(Stored data entries)
## start

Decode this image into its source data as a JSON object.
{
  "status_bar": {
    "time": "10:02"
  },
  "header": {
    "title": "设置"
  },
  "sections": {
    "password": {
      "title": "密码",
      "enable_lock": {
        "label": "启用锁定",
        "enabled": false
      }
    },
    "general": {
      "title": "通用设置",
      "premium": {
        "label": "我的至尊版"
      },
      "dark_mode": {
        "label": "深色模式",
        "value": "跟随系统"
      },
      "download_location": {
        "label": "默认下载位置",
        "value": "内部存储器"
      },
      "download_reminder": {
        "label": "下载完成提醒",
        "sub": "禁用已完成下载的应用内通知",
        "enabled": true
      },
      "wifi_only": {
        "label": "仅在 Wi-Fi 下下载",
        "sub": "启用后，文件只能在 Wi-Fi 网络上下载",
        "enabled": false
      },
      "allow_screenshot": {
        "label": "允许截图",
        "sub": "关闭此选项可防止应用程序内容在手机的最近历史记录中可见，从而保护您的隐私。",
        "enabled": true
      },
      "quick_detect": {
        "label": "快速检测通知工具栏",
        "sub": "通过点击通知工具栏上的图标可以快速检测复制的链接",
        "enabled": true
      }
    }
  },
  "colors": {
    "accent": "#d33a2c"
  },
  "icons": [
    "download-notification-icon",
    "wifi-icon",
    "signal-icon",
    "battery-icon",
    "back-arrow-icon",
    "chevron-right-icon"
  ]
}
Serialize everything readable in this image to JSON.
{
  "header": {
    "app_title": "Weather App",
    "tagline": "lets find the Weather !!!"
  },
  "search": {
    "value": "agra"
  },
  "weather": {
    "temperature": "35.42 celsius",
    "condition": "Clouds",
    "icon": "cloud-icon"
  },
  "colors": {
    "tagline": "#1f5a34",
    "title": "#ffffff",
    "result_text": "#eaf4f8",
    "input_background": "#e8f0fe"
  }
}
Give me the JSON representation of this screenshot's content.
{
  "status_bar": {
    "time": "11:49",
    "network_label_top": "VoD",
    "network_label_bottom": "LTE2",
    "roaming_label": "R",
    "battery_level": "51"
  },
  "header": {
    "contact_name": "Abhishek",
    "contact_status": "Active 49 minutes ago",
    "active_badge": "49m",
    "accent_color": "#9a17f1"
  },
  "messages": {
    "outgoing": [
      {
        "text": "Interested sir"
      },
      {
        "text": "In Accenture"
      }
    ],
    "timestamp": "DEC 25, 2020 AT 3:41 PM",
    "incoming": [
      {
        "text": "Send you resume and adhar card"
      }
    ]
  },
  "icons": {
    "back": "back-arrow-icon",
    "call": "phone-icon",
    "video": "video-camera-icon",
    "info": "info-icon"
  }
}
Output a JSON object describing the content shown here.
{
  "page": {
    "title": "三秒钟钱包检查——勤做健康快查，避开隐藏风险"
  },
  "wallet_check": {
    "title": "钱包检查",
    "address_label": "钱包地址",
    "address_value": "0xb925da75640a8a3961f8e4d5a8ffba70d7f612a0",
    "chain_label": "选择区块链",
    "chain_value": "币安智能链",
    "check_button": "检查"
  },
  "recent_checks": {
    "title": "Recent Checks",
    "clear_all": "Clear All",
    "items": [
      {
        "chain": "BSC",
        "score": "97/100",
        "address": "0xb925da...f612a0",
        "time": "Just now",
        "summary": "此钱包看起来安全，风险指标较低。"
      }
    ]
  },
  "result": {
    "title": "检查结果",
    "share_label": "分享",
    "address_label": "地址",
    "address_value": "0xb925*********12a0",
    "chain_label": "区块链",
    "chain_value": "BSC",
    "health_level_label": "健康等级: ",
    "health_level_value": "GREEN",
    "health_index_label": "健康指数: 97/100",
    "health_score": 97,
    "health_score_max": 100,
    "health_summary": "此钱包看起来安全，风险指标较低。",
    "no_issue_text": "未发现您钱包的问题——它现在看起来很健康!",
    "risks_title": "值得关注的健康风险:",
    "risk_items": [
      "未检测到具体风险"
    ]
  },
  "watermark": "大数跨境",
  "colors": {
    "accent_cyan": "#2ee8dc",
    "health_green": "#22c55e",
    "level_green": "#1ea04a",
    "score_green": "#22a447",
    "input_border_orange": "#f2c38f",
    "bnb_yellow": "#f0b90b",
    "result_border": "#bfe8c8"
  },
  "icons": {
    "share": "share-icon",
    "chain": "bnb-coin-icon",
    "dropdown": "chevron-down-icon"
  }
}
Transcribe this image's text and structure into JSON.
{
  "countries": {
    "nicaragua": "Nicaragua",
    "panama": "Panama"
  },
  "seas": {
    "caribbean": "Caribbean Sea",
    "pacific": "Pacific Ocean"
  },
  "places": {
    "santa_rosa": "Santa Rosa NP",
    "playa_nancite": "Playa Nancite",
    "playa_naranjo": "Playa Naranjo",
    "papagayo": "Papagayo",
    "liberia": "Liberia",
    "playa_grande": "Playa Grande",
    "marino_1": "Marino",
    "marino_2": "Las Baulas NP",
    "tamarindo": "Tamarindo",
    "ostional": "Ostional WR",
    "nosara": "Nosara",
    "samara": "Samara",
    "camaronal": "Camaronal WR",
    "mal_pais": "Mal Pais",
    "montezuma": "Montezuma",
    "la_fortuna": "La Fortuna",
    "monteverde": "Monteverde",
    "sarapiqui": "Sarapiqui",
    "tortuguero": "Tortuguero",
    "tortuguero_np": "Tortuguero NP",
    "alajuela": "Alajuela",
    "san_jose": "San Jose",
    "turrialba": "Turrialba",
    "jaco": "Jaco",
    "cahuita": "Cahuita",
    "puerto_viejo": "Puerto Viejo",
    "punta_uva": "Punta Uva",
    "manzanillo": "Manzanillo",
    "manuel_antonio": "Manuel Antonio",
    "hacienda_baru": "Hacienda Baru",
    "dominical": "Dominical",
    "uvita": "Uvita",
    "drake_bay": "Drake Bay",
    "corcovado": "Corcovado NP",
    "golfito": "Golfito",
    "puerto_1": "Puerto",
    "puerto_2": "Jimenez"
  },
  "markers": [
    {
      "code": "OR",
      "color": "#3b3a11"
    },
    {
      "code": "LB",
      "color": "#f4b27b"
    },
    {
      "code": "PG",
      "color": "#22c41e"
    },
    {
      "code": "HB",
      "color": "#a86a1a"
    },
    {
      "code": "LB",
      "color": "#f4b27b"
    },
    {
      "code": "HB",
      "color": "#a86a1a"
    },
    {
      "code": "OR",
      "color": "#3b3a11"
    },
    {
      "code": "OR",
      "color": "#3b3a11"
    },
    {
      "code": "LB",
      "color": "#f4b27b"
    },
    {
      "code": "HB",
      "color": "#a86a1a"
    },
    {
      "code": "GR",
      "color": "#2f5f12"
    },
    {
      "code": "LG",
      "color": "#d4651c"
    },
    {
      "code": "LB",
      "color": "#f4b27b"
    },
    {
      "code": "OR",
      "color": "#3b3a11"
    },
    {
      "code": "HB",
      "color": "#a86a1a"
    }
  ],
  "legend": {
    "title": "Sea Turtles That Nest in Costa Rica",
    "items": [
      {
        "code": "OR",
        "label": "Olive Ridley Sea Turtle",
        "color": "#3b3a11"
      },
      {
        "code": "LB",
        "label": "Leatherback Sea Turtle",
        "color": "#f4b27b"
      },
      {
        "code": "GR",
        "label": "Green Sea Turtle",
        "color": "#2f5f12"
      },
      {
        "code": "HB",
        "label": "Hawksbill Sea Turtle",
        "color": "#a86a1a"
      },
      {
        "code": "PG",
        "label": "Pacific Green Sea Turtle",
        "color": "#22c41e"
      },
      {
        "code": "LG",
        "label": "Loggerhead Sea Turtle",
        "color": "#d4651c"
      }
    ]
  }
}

## end

- [Written request]: Write out every record shown above, word for word.

- [Response for this exercise]:
Decode this image into its source data as a JSON object.
{
  "status_bar": {
    "time": "10:02"
  },
  "header": {
    "title": "设置"
  },
  "sections": {
    "password": {
      "title": "密码",
      "enable_lock": {
        "label": "启用锁定",
        "enabled": false
      }
    },
    "general": {
      "title": "通用设置",
      "premium": {
        "label": "我的至尊版"
      },
      "dark_mode": {
        "label": "深色模式",
        "value": "跟随系统"
      },
      "download_location": {
        "label": "默认下载位置",
        "value": "内部存储器"
      },
      "download_reminder": {
        "label": "下载完成提醒",
        "sub": "禁用已完成下载的应用内通知",
        "enabled": true
      },
      "wifi_only": {
        "label": "仅在 Wi-Fi 下下载",
        "sub": "启用后，文件只能在 Wi-Fi 网络上下载",
        "enabled": false
      },
      "allow_screenshot": {
        "label": "允许截图",
        "sub": "关闭此选项可防止应用程序内容在手机的最近历史记录中可见，从而保护您的隐私。",
        "enabled": true
      },
      "quick_detect": {
        "label": "快速检测通知工具栏",
        "sub": "通过点击通知工具栏上的图标可以快速检测复制的链接",
        "enabled": true
      }
    }
  },
  "colors": {
    "accent": "#d33a2c"
  },
  "icons": [
    "download-notification-icon",
    "wifi-icon",
    "signal-icon",
    "battery-icon",
    "back-arrow-icon",
    "chevron-right-icon"
  ]
}
Serialize everything readable in this image to JSON.
{
  "header": {
    "app_title": "Weather App",
    "tagline": "lets find the Weather !!!"
  },
  "search": {
    "value": "agra"
  },
  "weather": {
    "temperature": "35.42 celsius",
    "condition": "Clouds",
    "icon": "cloud-icon"
  },
  "colors": {
    "tagline": "#1f5a34",
    "title": "#ffffff",
    "result_text": "#eaf4f8",
    "input_background": "#e8f0fe"
  }
}
Give me the JSON representation of this screenshot's content.
{
  "status_bar": {
    "time": "11:49",
    "network_label_top": "VoD",
    "network_label_bottom": "LTE2",
    "roaming_label": "R",
    "battery_level": "51"
  },
  "header": {
    "contact_name": "Abhishek",
    "contact_status": "Active 49 minutes ago",
    "active_badge": "49m",
    "accent_color": "#9a17f1"
  },
  "messages": {
    "outgoing": [
      {
        "text": "Interested sir"
      },
      {
        "text": "In Accenture"
      }
    ],
    "timestamp": "DEC 25, 2020 AT 3:41 PM",
    "incoming": [
      {
        "text": "Send you resume and adhar card"
      }
    ]
  },
  "icons": {
    "back": "back-arrow-icon",
    "call": "phone-icon",
    "video": "video-camera-icon",
    "info": "info-icon"
  }
}
Output a JSON object describing the content shown here.
{
  "page": {
    "title": "三秒钟钱包检查——勤做健康快查，避开隐藏风险"
  },
  "wallet_check": {
    "title": "钱包检查",
    "address_label": "钱包地址",
    "address_value": "0xb925da75640a8a3961f8e4d5a8ffba70d7f612a0",
    "chain_label": "选择区块链",
    "chain_value": "币安智能链",
    "check_button": "检查"
  },
  "recent_checks": {
    "title": "Recent Checks",
    "clear_all": "Clear All",
    "items": [
      {
        "chain": "BSC",
        "score": "97/100",
        "address": "0xb925da...f612a0",
        "time": "Just now",
        "summary": "此钱包看起来安全，风险指标较低。"
      }
    ]
  },
  "result": {
    "title": "检查结果",
    "share_label": "分享",
    "address_label": "地址",
    "address_value": "0xb925*********12a0",
    "chain_label": "区块链",
    "chain_value": "BSC",
    "health_level_label": "健康等级: ",
    "health_level_value": "GREEN",
    "health_index_label": "健康指数: 97/100",
    "health_score": 97,
    "health_score_max": 100,
    "health_summary": "此钱包看起来安全，风险指标较低。",
    "no_issue_text": "未发现您钱包的问题——它现在看起来很健康!",
    "risks_title": "值得关注的健康风险:",
    "risk_items": [
      "未检测到具体风险"
    ]
  },
  "watermark": "大数跨境",
  "colors": {
    "accent_cyan": "#2ee8dc",
    "health_green": "#22c55e",
    "level_green": "#1ea04a",
    "score_green": "#22a447",
    "input_border_orange": "#f2c38f",
    "bnb_yellow": "#f0b90b",
    "result_border": "#bfe8c8"
  },
  "icons": {
    "share": "share-icon",
    "chain": "bnb-coin-icon",
    "dropdown": "chevron-down-icon"
  }
}
Transcribe this image's text and structure into JSON.
{
  "countries": {
    "nicaragua": "Nicaragua",
    "panama": "Panama"
  },
  "seas": {
    "caribbean": "Caribbean Sea",
    "pacific": "Pacific Ocean"
  },
  "places": {
    "santa_rosa": "Santa Rosa NP",
    "playa_nancite": "Playa Nancite",
    "playa_naranjo": "Playa Naranjo",
    "papagayo": "Papagayo",
    "liberia": "Liberia",
    "playa_grande": "Playa Grande",
    "marino_1": "Marino",
    "marino_2": "Las Baulas NP",
    "tamarindo": "Tamarindo",
    "ostional": "Ostional WR",
    "nosara": "Nosara",
    "samara": "Samara",
    "camaronal": "Camaronal WR",
    "mal_pais": "Mal Pais",
    "montezuma": "Montezuma",
    "la_fortuna": "La Fortuna",
    "monteverde": "Monteverde",
    "sarapiqui": "Sarapiqui",
    "tortuguero": "Tortuguero",
    "tortuguero_np": "Tortuguero NP",
    "alajuela": "Alajuela",
    "san_jose": "San Jose",
    "turrialba": "Turrialba",
    "jaco": "Jaco",
    "cahuita": "Cahuita",
    "puerto_viejo": "Puerto Viejo",
    "punta_uva": "Punta Uva",
    "manzanillo": "Manzanillo",
    "manuel_antonio": "Manuel Antonio",
    "hacienda_baru": "Hacienda Baru",
    "dominical": "Dominical",
    "uvita": "Uvita",
    "drake_bay": "Drake Bay",
    "corcovado": "Corcovado NP",
    "golfito": "Golfito",
    "puerto_1": "Puerto",
    "puerto_2": "Jimenez"
  },
  "markers": [
    {
      "code": "OR",
      "color": "#3b3a11"
    },
    {
      "code": "LB",
      "color": "#f4b27b"
    },
    {
      "code": "PG",
      "color": "#22c41e"
    },
    {
      "code": "HB",
      "color": "#a86a1a"
    },
    {
      "code": "LB",
      "color": "#f4b27b"
    },
    {
      "code": "HB",
      "color": "#a86a1a"
    },
    {
      "code": "OR",
      "color": "#3b3a11"
    },
    {
      "code": "OR",
      "color": "#3b3a11"
    },
    {
      "code": "LB",
      "color": "#f4b27b"
    },
    {
      "code": "HB",
      "color": "#a86a1a"
    },
    {
      "code": "GR",
      "color": "#2f5f12"
    },
    {
      "code": "LG",
      "color": "#d4651c"
    },
    {
      "code": "LB",
      "color": "#f4b27b"
    },
    {
      "code": "OR",
      "color": "#3b3a11"
    },
    {
      "code": "HB",
      "color": "#a86a1a"
    }
  ],
  "legend": {
    "title": "Sea Turtles That Nest in Costa Rica",
    "items": [
      {
        "code": "OR",
        "label": "Olive Ridley Sea Turtle",
        "color": "#3b3a11"
      },
      {
        "code": "LB",
        "label": "Leatherback Sea Turtle",
        "color": "#f4b27b"
      },
      {
        "code": "GR",
        "label": "Green Sea Turtle",
        "color": "#2f5f12"
      },
      {
        "code": "HB",
        "label": "Hawksbill Sea Turtle",
        "color": "#a86a1a"
      },
      {
        "code": "PG",
        "label": "Pacific Green Sea Turtle",
        "color": "#22c41e"
      },
      {
        "code": "LG",
        "label": "Loggerhead Sea Turtle",
        "color": "#d4651c"
      }
    ]
  }
}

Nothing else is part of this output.